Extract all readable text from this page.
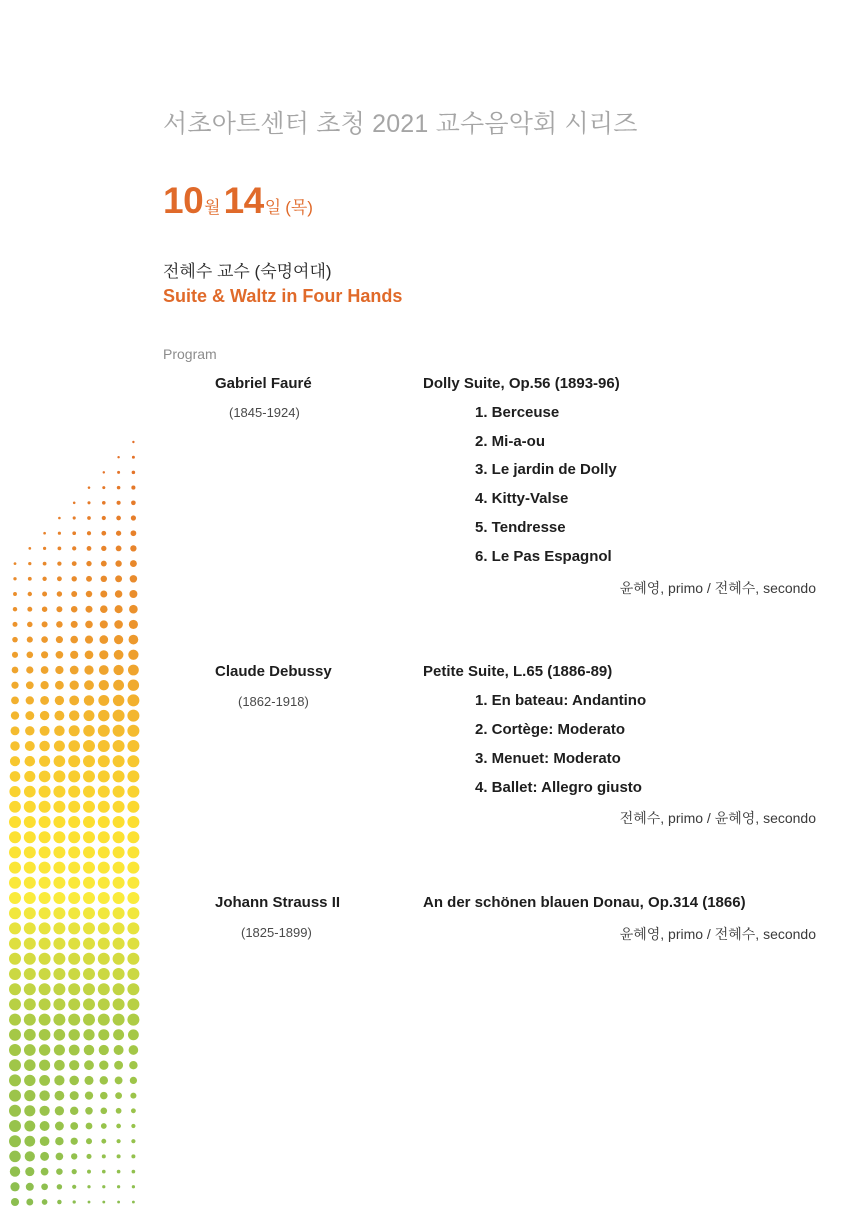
서초아트센터 초청 2021 교수음악회 시리즈
10월14일 (목)
전혜수 교수 (숙명여대)
Suite & Waltz in Four Hands
Program
Gabriel Fauré
(1845-1924)
Dolly Suite, Op.56 (1893-96)
1. Berceuse
2. Mi-a-ou
3. Le jardin de Dolly
4. Kitty-Valse
5. Tendresse
6. Le Pas Espagnol
윤혜영, primo / 전혜수, secondo
Claude Debussy
(1862-1918)
Petite Suite, L.65 (1886-89)
1. En bateau: Andantino
2. Cortège: Moderato
3. Menuet: Moderato
4. Ballet: Allegro giusto
전혜수, primo / 윤혜영, secondo
Johann Strauss II
(1825-1899)
An der schönen blauen Donau, Op.314 (1866)
윤혜영, primo / 전혜수, secondo
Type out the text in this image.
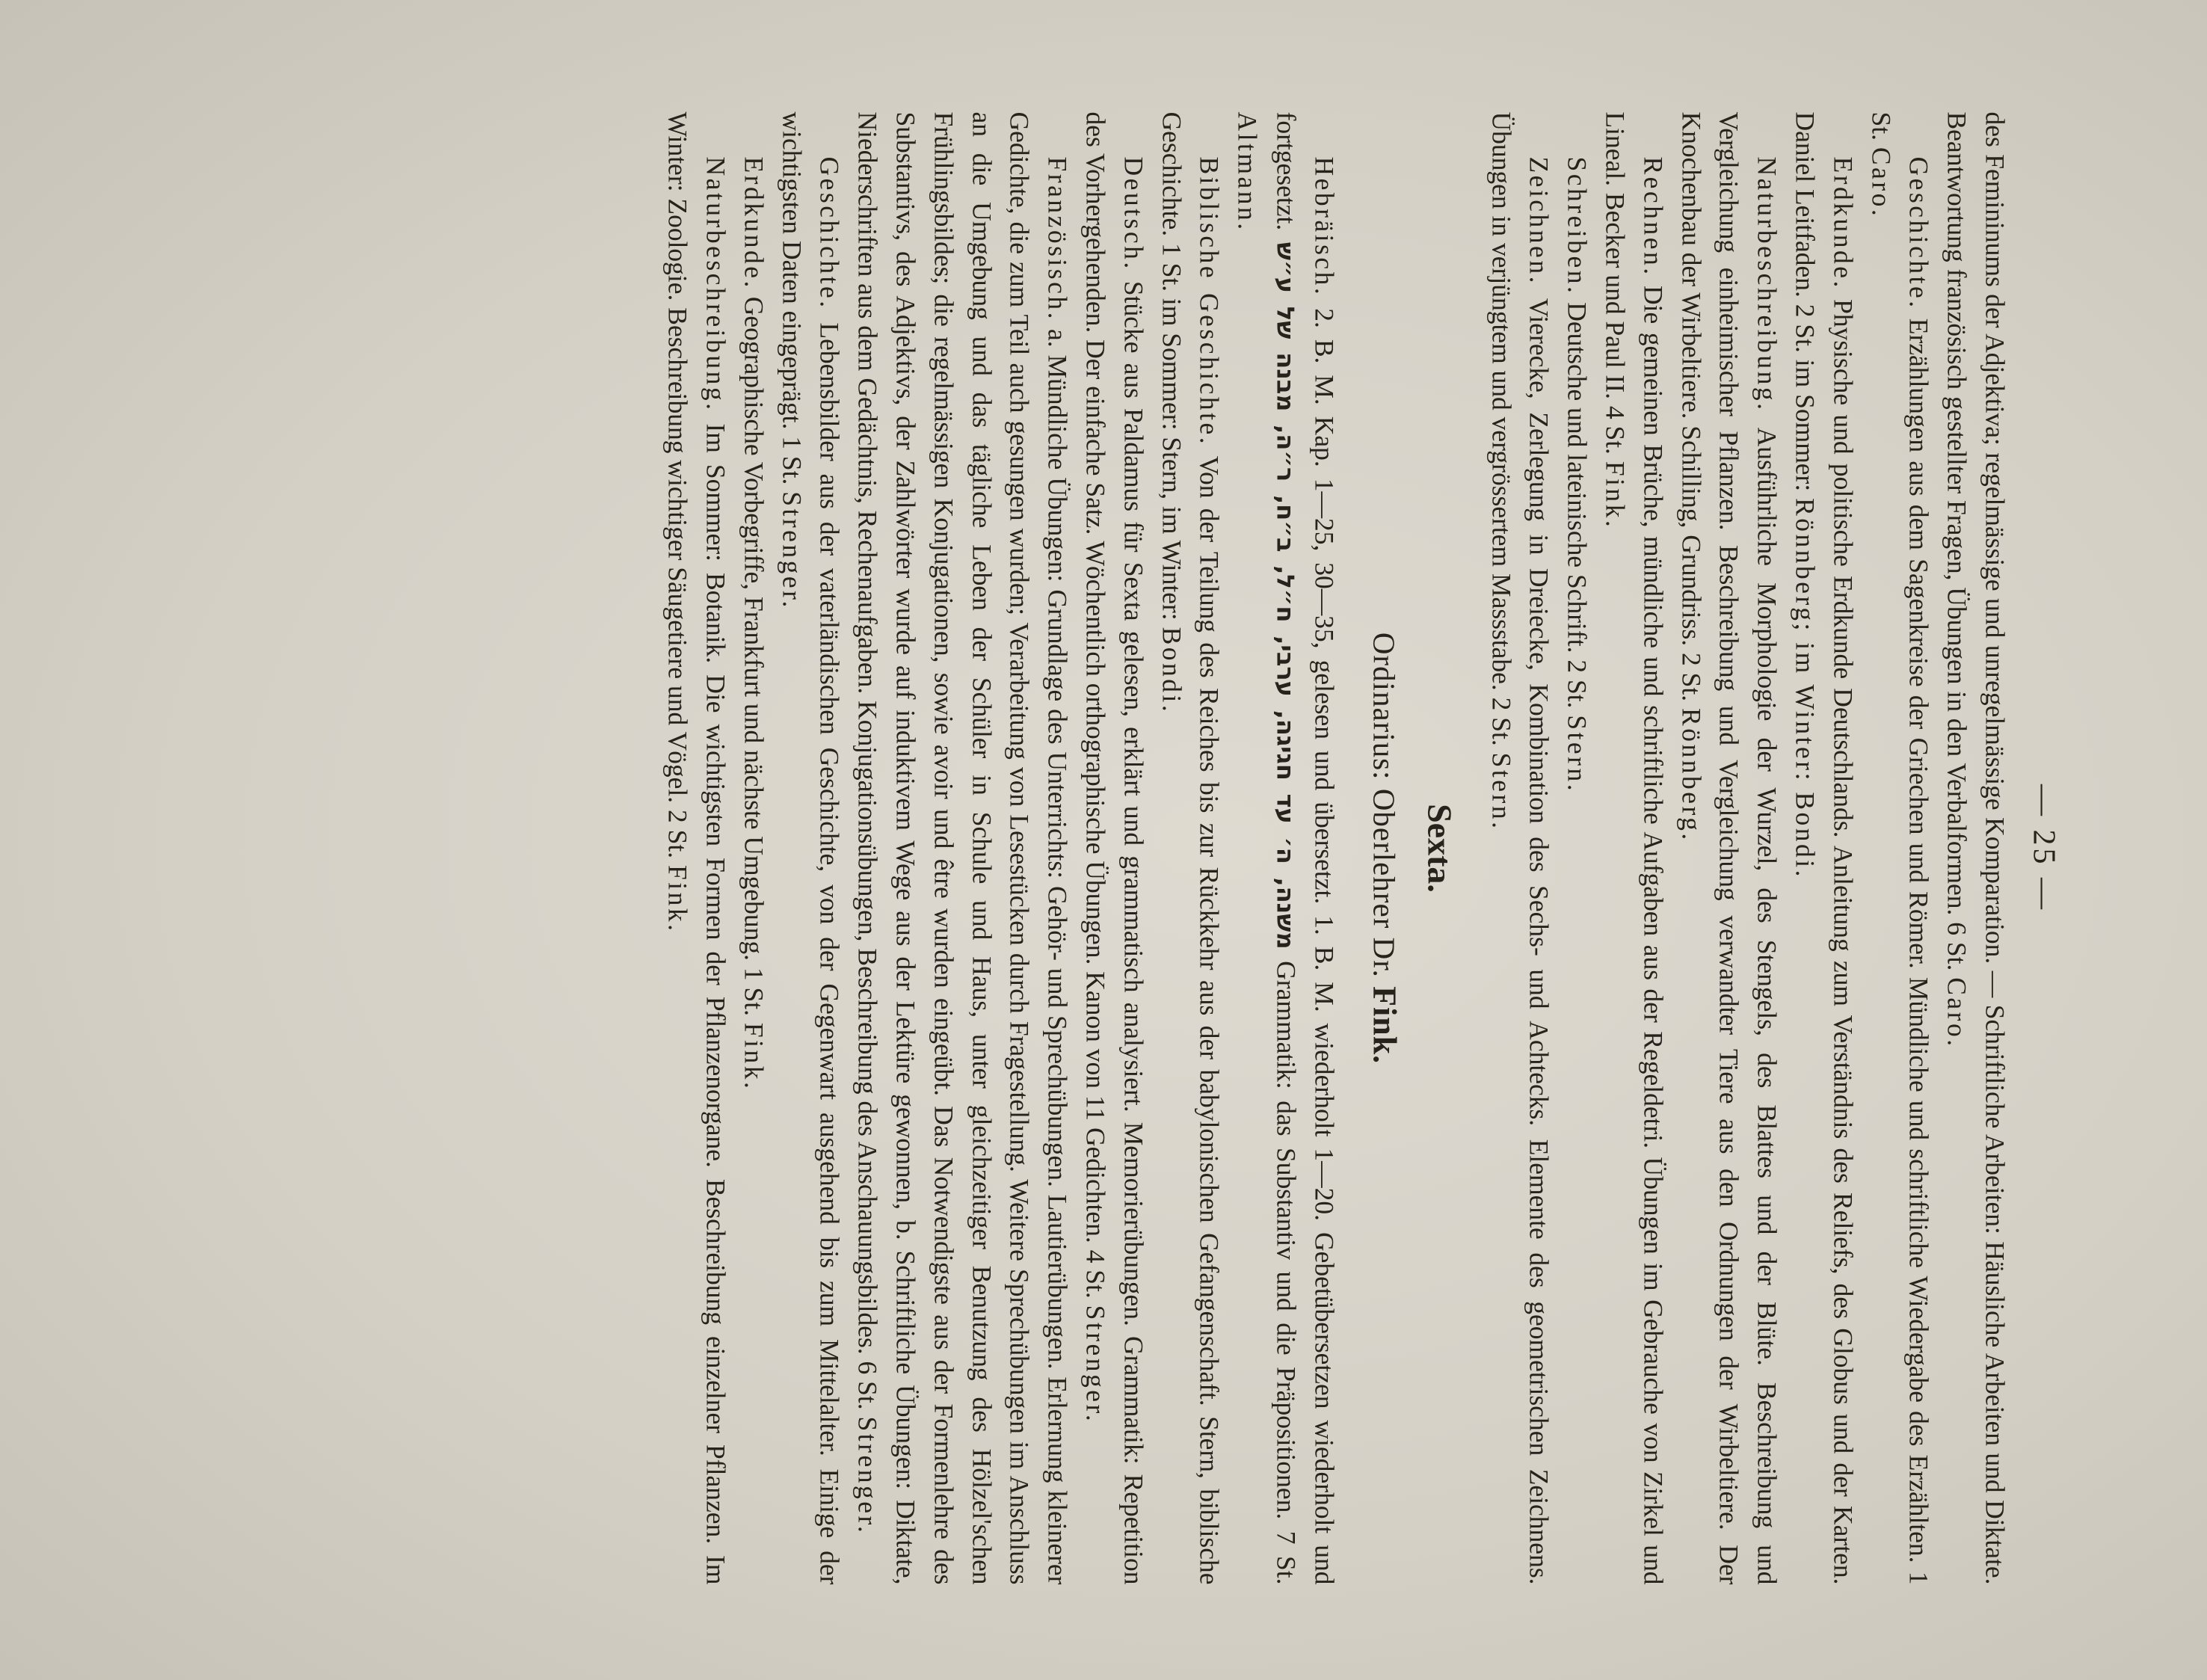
— 25 —

des Femininums der Adjektiva; regelmässige und unregelmässige Komparation. — Schriftliche Arbeiten: Häusliche Arbeiten und Diktate. Beantwortung französisch gestellter Fragen, Übungen in den Verbalformen. 6 St. Caro.

Geschichte. Erzählungen aus dem Sagenkreise der Griechen und Römer. Mündliche und schriftliche Wiedergabe des Erzählten. 1 St. Caro.

Erdkunde. Physische und politische Erdkunde Deutschlands. Anleitung zum Verständnis des Reliefs, des Globus und der Karten. Daniel Leitfaden. 2 St. im Sommer: Rönnberg; im Winter: Bondi.

Naturbeschreibung. Ausführliche Morphologie der Wurzel, des Stengels, des Blattes und der Blüte. Beschreibung und Vergleichung einheimischer Pflanzen. Beschreibung und Vergleichung verwandter Tiere aus den Ordnungen der Wirbeltiere. Der Knochenbau der Wirbeltiere. Schilling, Grundriss. 2 St. Rönnberg.

Rechnen. Die gemeinen Brüche, mündliche und schriftliche Aufgaben aus der Regeldetri. Übungen im Gebrauche von Zirkel und Lineal. Becker und Paul II. 4 St. Fink.

Schreiben. Deutsche und lateinische Schrift. 2 St. Stern.

Zeichnen. Vierecke, Zerlegung in Dreiecke, Kombination des Sechs- und Achtecks. Elemente des geometrischen Zeichnens. Übungen in verjüngtem und vergrössertem Massstabe. 2 St. Stern.

Sexta.
Ordinarius: Oberlehrer Dr. Fink.

Hebräisch. 2. B. M. Kap. 1—25, 30—35, gelesen und übersetzt. 1. B. M. wiederholt 1—20. Gebetübersetzen wiederholt und fortgesetzt. משנה, ה׳ עד חגיגה, ערבי, ח״ל, ב״ח, ר״ה, מבנה של ע״ש Grammatik: das Substantiv und die Präpositionen. 7 St. Altmann.

Biblische Geschichte. Von der Teilung des Reiches bis zur Rückkehr aus der babylonischen Gefangenschaft. Stern, biblische Geschichte. 1 St. im Sommer: Stern, im Winter: Bondi.

Deutsch. Stücke aus Paldamus für Sexta gelesen, erklärt und grammatisch analysiert. Memorierübungen. Grammatik: Repetition des Vorhergehenden. Der einfache Satz. Wöchentlich orthographische Übungen. Kanon von 11 Gedichten. 4 St. Strenger.

Französisch. a. Mündliche Übungen: Grundlage des Unterrichts: Gehör- und Sprechübungen. Lautierübungen. Erlernung kleinerer Gedichte, die zum Teil auch gesungen wurden; Verarbeitung von Lesestücken durch Fragestellung. Weitere Sprechübungen im Anschluss an die Umgebung und das tägliche Leben der Schüler in Schule und Haus, unter gleichzeitiger Benutzung des Hölzel'schen Frühlingsbildes; die regelmässigen Konjugationen, sowie avoir und être wurden eingeübt. Das Notwendigste aus der Formenlehre des Substantivs, des Adjektivs, der Zahlwörter wurde auf induktivem Wege aus der Lektüre gewonnen, b. Schriftliche Übungen: Diktate, Niederschriften aus dem Gedächtnis, Rechenaufgaben. Konjugationsübungen, Beschreibung des Anschauungsbildes. 6 St. Strenger.

Geschichte. Lebensbilder aus der vaterländischen Geschichte, von der Gegenwart ausgehend bis zum Mittelalter. Einige der wichtigsten Daten eingeprägt. 1 St. Strenger.

Erdkunde. Geographische Vorbegriffe, Frankfurt und nächste Umgebung. 1 St. Fink.

Naturbeschreibung. Im Sommer: Botanik. Die wichtigsten Formen der Pflanzenorgane. Beschreibung einzelner Pflanzen. Im Winter: Zoologie. Beschreibung wichtiger Säugetiere und Vögel. 2 St. Fink.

════

## EXERCISE DESCRIPTION
Reproduce all of the data exactly; the pictures do not belong in the copy.

## SOLUTION
Extract all readable text from this page.
서초아트센터 초청 2021 교수음악회 시리즈
10월14일 (목)
전혜수 교수 (숙명여대)
Suite & Waltz in Four Hands
Program
Gabriel Fauré
(1845-1924)
Dolly Suite, Op.56 (1893-96)
1. Berceuse
2. Mi-a-ou
3. Le jardin de Dolly
4. Kitty-Valse
5. Tendresse
6. Le Pas Espagnol
윤혜영, primo / 전혜수, secondo
Claude Debussy
(1862-1918)
Petite Suite, L.65 (1886-89)
1. En bateau: Andantino
2. Cortège: Moderato
3. Menuet: Moderato
4. Ballet: Allegro giusto
전혜수, primo / 윤혜영, secondo
Johann Strauss II
(1825-1899)
An der schönen blauen Donau, Op.314 (1866)
윤혜영, primo / 전혜수, secondo
Type out the text in this image.
— 25 —

des Femininums der Adjektiva; regelmässige und unregelmässige Komparation. — Schriftliche Arbeiten: Häusliche Arbeiten und Diktate. Beantwortung französisch gestellter Fragen, Übungen in den Verbalformen. 6 St. Caro.

Geschichte. Erzählungen aus dem Sagenkreise der Griechen und Römer. Mündliche und schriftliche Wiedergabe des Erzählten. 1 St. Caro.

Erdkunde. Physische und politische Erdkunde Deutschlands. Anleitung zum Verständnis des Reliefs, des Globus und der Karten. Daniel Leitfaden. 2 St. im Sommer: Rönnberg; im Winter: Bondi.

Naturbeschreibung. Ausführliche Morphologie der Wurzel, des Stengels, des Blattes und der Blüte. Beschreibung und Vergleichung einheimischer Pflanzen. Beschreibung und Vergleichung verwandter Tiere aus den Ordnungen der Wirbeltiere. Der Knochenbau der Wirbeltiere. Schilling, Grundriss. 2 St. Rönnberg.

Rechnen. Die gemeinen Brüche, mündliche und schriftliche Aufgaben aus der Regeldetri. Übungen im Gebrauche von Zirkel und Lineal. Becker und Paul II. 4 St. Fink.

Schreiben. Deutsche und lateinische Schrift. 2 St. Stern.

Zeichnen. Vierecke, Zerlegung in Dreiecke, Kombination des Sechs- und Achtecks. Elemente des geometrischen Zeichnens. Übungen in verjüngtem und vergrössertem Massstabe. 2 St. Stern.

Sexta.
Ordinarius: Oberlehrer Dr. Fink.

Hebräisch. 2. B. M. Kap. 1—25, 30—35, gelesen und übersetzt. 1. B. M. wiederholt 1—20. Gebetübersetzen wiederholt und fortgesetzt. משנה, ה׳ עד חגיגה, ערבי, ח״ל, ב״ח, ר״ה, מבנה של ע״ש Grammatik: das Substantiv und die Präpositionen. 7 St. Altmann.

Biblische Geschichte. Von der Teilung des Reiches bis zur Rückkehr aus der babylonischen Gefangenschaft. Stern, biblische Geschichte. 1 St. im Sommer: Stern, im Winter: Bondi.

Deutsch. Stücke aus Paldamus für Sexta gelesen, erklärt und grammatisch analysiert. Memorierübungen. Grammatik: Repetition des Vorhergehenden. Der einfache Satz. Wöchentlich orthographische Übungen. Kanon von 11 Gedichten. 4 St. Strenger.

Französisch. a. Mündliche Übungen: Grundlage des Unterrichts: Gehör- und Sprechübungen. Lautierübungen. Erlernung kleinerer Gedichte, die zum Teil auch gesungen wurden; Verarbeitung von Lesestücken durch Fragestellung. Weitere Sprechübungen im Anschluss an die Umgebung und das tägliche Leben der Schüler in Schule und Haus, unter gleichzeitiger Benutzung des Hölzel'schen Frühlingsbildes; die regelmässigen Konjugationen, sowie avoir und être wurden eingeübt. Das Notwendigste aus der Formenlehre des Substantivs, des Adjektivs, der Zahlwörter wurde auf induktivem Wege aus der Lektüre gewonnen, b. Schriftliche Übungen: Diktate, Niederschriften aus dem Gedächtnis, Rechenaufgaben. Konjugationsübungen, Beschreibung des Anschauungsbildes. 6 St. Strenger.

Geschichte. Lebensbilder aus der vaterländischen Geschichte, von der Gegenwart ausgehend bis zum Mittelalter. Einige der wichtigsten Daten eingeprägt. 1 St. Strenger.

Erdkunde. Geographische Vorbegriffe, Frankfurt und nächste Umgebung. 1 St. Fink.

Naturbeschreibung. Im Sommer: Botanik. Die wichtigsten Formen der Pflanzenorgane. Beschreibung einzelner Pflanzen. Im Winter: Zoologie. Beschreibung wichtiger Säugetiere und Vögel. 2 St. Fink.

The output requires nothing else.